> **EXERCISE TASK**:
Copy all the entries word for word, but omit the pictures.

[Lines of data]
★ ★ ★ ★

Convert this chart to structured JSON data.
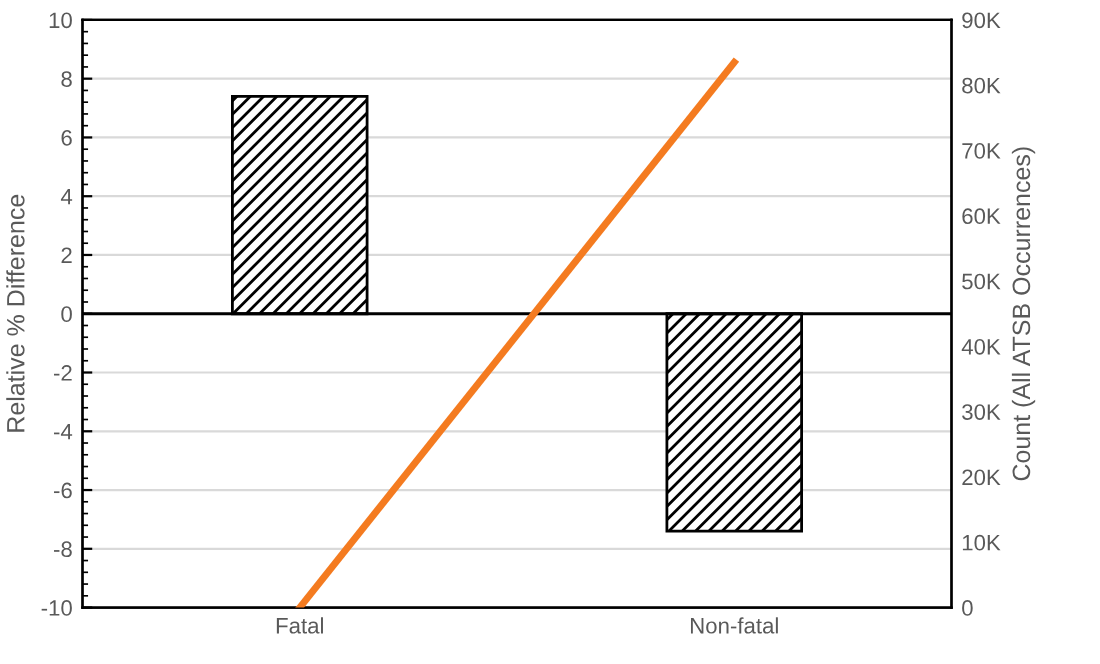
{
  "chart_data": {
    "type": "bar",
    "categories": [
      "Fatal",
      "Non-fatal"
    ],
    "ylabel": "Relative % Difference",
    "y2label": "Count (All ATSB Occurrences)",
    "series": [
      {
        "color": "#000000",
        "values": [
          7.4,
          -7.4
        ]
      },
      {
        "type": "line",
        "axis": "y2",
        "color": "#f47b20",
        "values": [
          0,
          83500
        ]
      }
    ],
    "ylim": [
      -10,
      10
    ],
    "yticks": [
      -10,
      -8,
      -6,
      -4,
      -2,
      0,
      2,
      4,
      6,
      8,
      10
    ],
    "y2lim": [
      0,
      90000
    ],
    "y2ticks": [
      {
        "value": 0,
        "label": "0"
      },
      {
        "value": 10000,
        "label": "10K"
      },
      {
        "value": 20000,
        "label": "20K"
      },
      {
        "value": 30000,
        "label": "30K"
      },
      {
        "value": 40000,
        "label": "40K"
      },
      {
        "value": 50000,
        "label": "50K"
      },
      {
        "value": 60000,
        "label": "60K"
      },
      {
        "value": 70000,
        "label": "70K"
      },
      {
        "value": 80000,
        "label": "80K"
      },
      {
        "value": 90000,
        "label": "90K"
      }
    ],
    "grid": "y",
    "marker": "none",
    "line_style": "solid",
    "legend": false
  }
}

★ ★ ★ ★

> **TASK ANSWER**:
Convert this chart to structured JSON data.
{
  "chart_data": {
    "type": "bar",
    "categories": [
      "Fatal",
      "Non-fatal"
    ],
    "ylabel": "Relative % Difference",
    "y2label": "Count (All ATSB Occurrences)",
    "series": [
      {
        "color": "#000000",
        "values": [
          7.4,
          -7.4
        ]
      },
      {
        "type": "line",
        "axis": "y2",
        "color": "#f47b20",
        "values": [
          0,
          83500
        ]
      }
    ],
    "ylim": [
      -10,
      10
    ],
    "yticks": [
      -10,
      -8,
      -6,
      -4,
      -2,
      0,
      2,
      4,
      6,
      8,
      10
    ],
    "y2lim": [
      0,
      90000
    ],
    "y2ticks": [
      {
        "value": 0,
        "label": "0"
      },
      {
        "value": 10000,
        "label": "10K"
      },
      {
        "value": 20000,
        "label": "20K"
      },
      {
        "value": 30000,
        "label": "30K"
      },
      {
        "value": 40000,
        "label": "40K"
      },
      {
        "value": 50000,
        "label": "50K"
      },
      {
        "value": 60000,
        "label": "60K"
      },
      {
        "value": 70000,
        "label": "70K"
      },
      {
        "value": 80000,
        "label": "80K"
      },
      {
        "value": 90000,
        "label": "90K"
      }
    ],
    "grid": "y",
    "marker": "none",
    "line_style": "solid",
    "legend": false
  }
}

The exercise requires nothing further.